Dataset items
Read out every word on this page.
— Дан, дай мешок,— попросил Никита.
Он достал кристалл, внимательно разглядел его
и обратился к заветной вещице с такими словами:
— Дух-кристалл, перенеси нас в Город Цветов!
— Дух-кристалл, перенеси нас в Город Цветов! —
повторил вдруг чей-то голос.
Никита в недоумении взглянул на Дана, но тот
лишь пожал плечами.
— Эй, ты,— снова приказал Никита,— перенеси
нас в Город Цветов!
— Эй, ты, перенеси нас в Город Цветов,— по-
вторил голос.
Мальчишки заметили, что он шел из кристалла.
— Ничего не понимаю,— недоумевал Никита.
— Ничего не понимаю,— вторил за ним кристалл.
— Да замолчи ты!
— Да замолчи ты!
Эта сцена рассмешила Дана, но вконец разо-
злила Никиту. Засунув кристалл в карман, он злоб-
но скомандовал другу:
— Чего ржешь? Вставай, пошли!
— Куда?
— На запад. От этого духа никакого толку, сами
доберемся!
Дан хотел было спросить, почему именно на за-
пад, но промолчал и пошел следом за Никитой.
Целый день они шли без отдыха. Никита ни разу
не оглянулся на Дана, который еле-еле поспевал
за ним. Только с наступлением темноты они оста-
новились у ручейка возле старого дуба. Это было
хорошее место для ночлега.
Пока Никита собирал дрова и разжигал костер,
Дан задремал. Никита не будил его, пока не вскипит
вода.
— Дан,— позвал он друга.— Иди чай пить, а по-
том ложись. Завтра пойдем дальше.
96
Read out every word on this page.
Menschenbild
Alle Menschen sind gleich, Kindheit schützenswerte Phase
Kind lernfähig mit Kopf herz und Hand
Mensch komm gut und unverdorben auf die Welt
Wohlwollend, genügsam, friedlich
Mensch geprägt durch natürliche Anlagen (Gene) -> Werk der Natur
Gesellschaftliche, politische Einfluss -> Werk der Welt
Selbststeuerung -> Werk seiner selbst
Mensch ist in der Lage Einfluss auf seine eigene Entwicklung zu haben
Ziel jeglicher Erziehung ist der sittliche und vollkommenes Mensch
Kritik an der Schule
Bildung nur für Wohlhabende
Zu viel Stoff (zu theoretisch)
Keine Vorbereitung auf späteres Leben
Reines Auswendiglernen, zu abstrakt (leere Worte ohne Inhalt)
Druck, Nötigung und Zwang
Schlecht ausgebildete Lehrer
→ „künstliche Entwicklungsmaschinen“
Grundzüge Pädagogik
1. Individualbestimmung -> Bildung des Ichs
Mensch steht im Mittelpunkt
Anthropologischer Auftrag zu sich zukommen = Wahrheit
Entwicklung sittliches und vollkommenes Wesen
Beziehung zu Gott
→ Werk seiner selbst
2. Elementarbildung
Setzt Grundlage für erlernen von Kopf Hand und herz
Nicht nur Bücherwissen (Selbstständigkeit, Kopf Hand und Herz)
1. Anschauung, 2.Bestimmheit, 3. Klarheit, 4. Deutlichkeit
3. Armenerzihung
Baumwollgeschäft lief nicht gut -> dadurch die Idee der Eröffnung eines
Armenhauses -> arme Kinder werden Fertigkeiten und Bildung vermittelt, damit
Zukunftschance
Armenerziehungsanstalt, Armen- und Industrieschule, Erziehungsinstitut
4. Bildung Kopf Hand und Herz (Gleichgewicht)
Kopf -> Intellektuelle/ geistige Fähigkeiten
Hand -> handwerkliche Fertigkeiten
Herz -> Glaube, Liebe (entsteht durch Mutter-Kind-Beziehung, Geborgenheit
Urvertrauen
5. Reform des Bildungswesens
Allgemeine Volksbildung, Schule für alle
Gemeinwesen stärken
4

EXERCISE INSTRUCTIONS: Output an exact copy of each record.

SOLUTION TO THIS PROBLEM:
Read out every word on this page.
— Дан, дай мешок,— попросил Никита.
Он достал кристалл, внимательно разглядел его
и обратился к заветной вещице с такими словами:
— Дух-кристалл, перенеси нас в Город Цветов!
— Дух-кристалл, перенеси нас в Город Цветов! —
повторил вдруг чей-то голос.
Никита в недоумении взглянул на Дана, но тот
лишь пожал плечами.
— Эй, ты,— снова приказал Никита,— перенеси
нас в Город Цветов!
— Эй, ты, перенеси нас в Город Цветов,— по-
вторил голос.
Мальчишки заметили, что он шел из кристалла.
— Ничего не понимаю,— недоумевал Никита.
— Ничего не понимаю,— вторил за ним кристалл.
— Да замолчи ты!
— Да замолчи ты!
Эта сцена рассмешила Дана, но вконец разо-
злила Никиту. Засунув кристалл в карман, он злоб-
но скомандовал другу:
— Чего ржешь? Вставай, пошли!
— Куда?
— На запад. От этого духа никакого толку, сами
доберемся!
Дан хотел было спросить, почему именно на за-
пад, но промолчал и пошел следом за Никитой.
Целый день они шли без отдыха. Никита ни разу
не оглянулся на Дана, который еле-еле поспевал
за ним. Только с наступлением темноты они оста-
новились у ручейка возле старого дуба. Это было
хорошее место для ночлега.
Пока Никита собирал дрова и разжигал костер,
Дан задремал. Никита не будил его, пока не вскипит
вода.
— Дан,— позвал он друга.— Иди чай пить, а по-
том ложись. Завтра пойдем дальше.
96
Read out every word on this page.
Menschenbild
Alle Menschen sind gleich, Kindheit schützenswerte Phase
Kind lernfähig mit Kopf herz und Hand
Mensch komm gut und unverdorben auf die Welt
Wohlwollend, genügsam, friedlich
Mensch geprägt durch natürliche Anlagen (Gene) -> Werk der Natur
Gesellschaftliche, politische Einfluss -> Werk der Welt
Selbststeuerung -> Werk seiner selbst
Mensch ist in der Lage Einfluss auf seine eigene Entwicklung zu haben
Ziel jeglicher Erziehung ist der sittliche und vollkommenes Mensch
Kritik an der Schule
Bildung nur für Wohlhabende
Zu viel Stoff (zu theoretisch)
Keine Vorbereitung auf späteres Leben
Reines Auswendiglernen, zu abstrakt (leere Worte ohne Inhalt)
Druck, Nötigung und Zwang
Schlecht ausgebildete Lehrer
→ „künstliche Entwicklungsmaschinen“
Grundzüge Pädagogik
1. Individualbestimmung -> Bildung des Ichs
Mensch steht im Mittelpunkt
Anthropologischer Auftrag zu sich zukommen = Wahrheit
Entwicklung sittliches und vollkommenes Wesen
Beziehung zu Gott
→ Werk seiner selbst
2. Elementarbildung
Setzt Grundlage für erlernen von Kopf Hand und herz
Nicht nur Bücherwissen (Selbstständigkeit, Kopf Hand und Herz)
1. Anschauung, 2.Bestimmheit, 3. Klarheit, 4. Deutlichkeit
3. Armenerzihung
Baumwollgeschäft lief nicht gut -> dadurch die Idee der Eröffnung eines
Armenhauses -> arme Kinder werden Fertigkeiten und Bildung vermittelt, damit
Zukunftschance
Armenerziehungsanstalt, Armen- und Industrieschule, Erziehungsinstitut
4. Bildung Kopf Hand und Herz (Gleichgewicht)
Kopf -> Intellektuelle/ geistige Fähigkeiten
Hand -> handwerkliche Fertigkeiten
Herz -> Glaube, Liebe (entsteht durch Mutter-Kind-Beziehung, Geborgenheit
Urvertrauen
5. Reform des Bildungswesens
Allgemeine Volksbildung, Schule für alle
Gemeinwesen stärken
4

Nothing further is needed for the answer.